- _Source records_
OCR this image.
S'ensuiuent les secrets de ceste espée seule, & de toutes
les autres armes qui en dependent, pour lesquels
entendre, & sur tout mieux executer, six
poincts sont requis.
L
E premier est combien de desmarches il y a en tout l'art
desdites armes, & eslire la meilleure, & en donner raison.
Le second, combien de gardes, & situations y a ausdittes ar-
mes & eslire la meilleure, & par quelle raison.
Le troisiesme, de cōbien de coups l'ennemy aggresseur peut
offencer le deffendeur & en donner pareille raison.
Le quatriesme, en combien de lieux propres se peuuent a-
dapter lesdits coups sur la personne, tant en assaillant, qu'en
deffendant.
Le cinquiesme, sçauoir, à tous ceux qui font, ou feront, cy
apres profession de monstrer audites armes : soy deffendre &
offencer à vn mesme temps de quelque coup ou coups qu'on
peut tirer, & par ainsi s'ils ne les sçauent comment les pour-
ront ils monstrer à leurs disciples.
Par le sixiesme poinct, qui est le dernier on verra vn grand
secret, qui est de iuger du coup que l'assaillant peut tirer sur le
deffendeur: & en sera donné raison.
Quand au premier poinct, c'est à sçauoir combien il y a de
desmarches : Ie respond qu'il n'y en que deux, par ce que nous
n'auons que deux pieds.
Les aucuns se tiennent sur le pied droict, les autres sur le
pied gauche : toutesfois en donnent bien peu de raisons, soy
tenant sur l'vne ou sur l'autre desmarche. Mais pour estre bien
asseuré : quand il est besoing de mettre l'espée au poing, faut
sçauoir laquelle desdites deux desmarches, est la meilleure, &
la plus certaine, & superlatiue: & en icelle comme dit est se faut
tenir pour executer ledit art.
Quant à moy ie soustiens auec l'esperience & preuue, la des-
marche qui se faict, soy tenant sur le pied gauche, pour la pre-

---

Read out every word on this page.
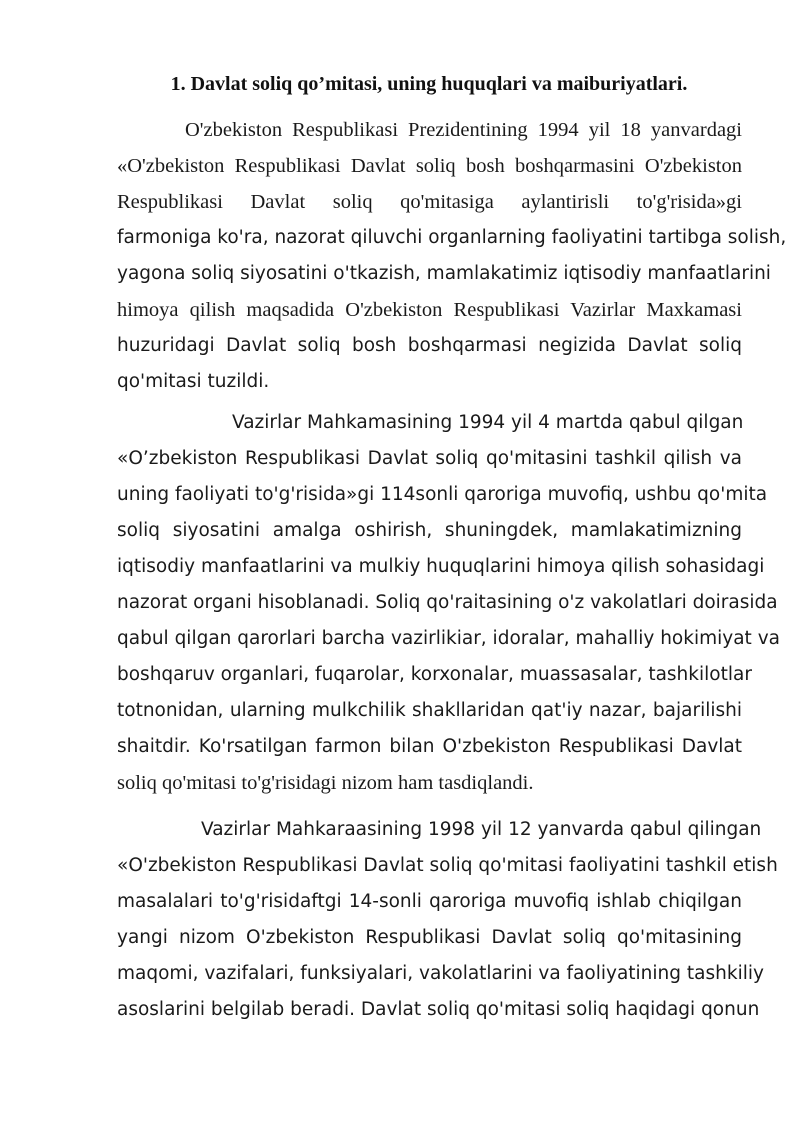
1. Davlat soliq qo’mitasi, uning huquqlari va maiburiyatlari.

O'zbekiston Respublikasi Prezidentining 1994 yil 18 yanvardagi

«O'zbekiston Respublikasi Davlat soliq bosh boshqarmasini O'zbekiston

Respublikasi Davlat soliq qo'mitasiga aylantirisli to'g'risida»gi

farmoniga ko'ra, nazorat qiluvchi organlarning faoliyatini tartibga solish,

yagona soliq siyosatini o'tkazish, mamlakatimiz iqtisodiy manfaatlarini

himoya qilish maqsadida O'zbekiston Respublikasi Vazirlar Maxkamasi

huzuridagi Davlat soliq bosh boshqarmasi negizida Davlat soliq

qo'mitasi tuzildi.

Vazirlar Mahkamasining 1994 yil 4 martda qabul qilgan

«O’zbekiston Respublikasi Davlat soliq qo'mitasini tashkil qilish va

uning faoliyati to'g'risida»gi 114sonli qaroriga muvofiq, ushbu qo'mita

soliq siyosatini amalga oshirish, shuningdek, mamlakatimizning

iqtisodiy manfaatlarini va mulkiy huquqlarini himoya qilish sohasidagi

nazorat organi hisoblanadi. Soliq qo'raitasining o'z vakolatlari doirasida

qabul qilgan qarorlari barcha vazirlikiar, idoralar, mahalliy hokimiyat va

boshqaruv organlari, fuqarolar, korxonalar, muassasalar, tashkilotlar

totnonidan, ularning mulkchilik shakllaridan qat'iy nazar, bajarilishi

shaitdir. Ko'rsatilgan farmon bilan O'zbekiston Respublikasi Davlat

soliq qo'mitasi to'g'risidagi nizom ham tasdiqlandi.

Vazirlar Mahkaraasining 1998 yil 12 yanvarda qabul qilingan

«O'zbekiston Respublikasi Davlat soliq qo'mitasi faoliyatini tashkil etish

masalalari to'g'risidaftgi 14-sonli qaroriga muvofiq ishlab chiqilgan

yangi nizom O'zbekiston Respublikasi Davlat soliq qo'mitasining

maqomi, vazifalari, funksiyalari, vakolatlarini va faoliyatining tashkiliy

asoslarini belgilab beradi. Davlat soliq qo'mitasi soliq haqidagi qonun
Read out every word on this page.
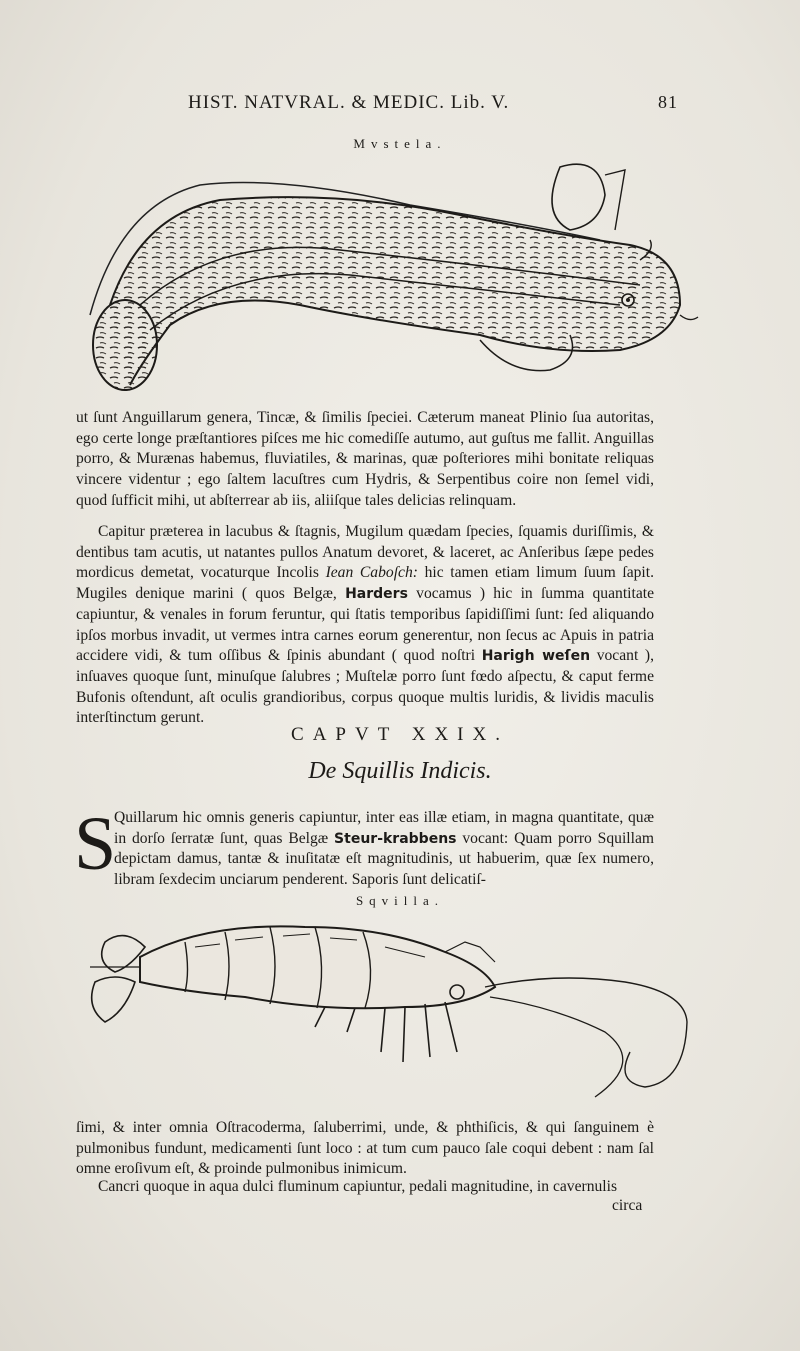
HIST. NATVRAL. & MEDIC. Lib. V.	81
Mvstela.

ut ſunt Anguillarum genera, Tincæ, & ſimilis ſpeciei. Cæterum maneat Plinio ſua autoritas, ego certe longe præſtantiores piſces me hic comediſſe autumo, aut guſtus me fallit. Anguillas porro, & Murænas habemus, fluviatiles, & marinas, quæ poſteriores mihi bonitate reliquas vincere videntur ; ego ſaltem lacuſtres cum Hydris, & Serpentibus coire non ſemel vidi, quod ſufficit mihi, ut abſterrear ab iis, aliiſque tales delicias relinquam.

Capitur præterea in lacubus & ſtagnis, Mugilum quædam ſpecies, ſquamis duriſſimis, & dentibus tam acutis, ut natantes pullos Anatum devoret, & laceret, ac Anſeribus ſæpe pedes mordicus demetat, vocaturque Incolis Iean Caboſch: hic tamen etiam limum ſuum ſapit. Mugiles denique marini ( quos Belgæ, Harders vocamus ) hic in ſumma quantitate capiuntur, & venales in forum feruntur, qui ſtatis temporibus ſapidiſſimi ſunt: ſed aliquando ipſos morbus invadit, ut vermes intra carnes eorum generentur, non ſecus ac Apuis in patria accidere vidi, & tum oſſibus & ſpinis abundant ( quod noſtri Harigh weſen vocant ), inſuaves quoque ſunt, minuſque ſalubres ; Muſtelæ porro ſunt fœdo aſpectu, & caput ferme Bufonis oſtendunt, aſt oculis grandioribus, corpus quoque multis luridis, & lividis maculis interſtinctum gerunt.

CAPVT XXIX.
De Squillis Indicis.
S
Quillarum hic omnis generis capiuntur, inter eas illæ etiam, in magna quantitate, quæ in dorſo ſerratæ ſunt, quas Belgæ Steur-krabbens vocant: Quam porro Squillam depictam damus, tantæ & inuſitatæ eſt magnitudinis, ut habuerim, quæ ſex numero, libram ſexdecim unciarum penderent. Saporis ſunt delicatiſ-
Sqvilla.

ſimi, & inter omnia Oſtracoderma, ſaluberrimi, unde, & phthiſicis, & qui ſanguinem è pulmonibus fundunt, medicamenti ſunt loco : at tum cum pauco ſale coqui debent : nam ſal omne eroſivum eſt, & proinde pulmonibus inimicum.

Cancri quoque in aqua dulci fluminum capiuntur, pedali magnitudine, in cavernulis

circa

* * *

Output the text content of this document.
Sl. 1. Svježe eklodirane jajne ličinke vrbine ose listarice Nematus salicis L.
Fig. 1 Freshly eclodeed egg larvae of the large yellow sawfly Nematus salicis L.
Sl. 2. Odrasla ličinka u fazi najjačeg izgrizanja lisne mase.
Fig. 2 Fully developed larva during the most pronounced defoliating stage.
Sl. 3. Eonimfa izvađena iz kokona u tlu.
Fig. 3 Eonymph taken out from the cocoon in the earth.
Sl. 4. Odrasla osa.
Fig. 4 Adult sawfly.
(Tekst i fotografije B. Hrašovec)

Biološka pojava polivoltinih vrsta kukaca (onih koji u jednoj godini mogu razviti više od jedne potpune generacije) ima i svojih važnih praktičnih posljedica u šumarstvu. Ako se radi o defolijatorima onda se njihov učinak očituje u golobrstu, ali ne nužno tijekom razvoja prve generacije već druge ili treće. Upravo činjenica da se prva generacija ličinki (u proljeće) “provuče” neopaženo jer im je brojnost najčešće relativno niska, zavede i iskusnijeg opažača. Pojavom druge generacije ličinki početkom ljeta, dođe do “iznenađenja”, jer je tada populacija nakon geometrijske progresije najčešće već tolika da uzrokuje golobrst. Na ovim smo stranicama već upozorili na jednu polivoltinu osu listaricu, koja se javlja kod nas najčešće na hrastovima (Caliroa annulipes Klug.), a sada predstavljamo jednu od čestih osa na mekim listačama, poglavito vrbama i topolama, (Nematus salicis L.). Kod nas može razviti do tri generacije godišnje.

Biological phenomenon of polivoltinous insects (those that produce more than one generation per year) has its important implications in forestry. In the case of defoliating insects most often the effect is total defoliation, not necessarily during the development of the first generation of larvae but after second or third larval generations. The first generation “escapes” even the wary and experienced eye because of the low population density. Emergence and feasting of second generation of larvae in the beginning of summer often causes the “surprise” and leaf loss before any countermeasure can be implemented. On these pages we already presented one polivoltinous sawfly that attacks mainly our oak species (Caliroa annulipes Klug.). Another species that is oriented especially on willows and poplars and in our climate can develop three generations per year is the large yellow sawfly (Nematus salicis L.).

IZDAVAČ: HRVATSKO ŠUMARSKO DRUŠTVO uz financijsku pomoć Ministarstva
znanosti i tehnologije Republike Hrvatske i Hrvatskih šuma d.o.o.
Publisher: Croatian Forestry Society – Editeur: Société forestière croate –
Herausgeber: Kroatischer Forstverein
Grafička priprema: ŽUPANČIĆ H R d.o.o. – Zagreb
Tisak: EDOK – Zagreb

- _Instruction_
Collect each line holding the string "Odrasla".

- _Expected answer_
Sl. 2. Odrasla ličinka u fazi najjačeg izgrizanja lisne mase.
Sl. 4. Odrasla osa.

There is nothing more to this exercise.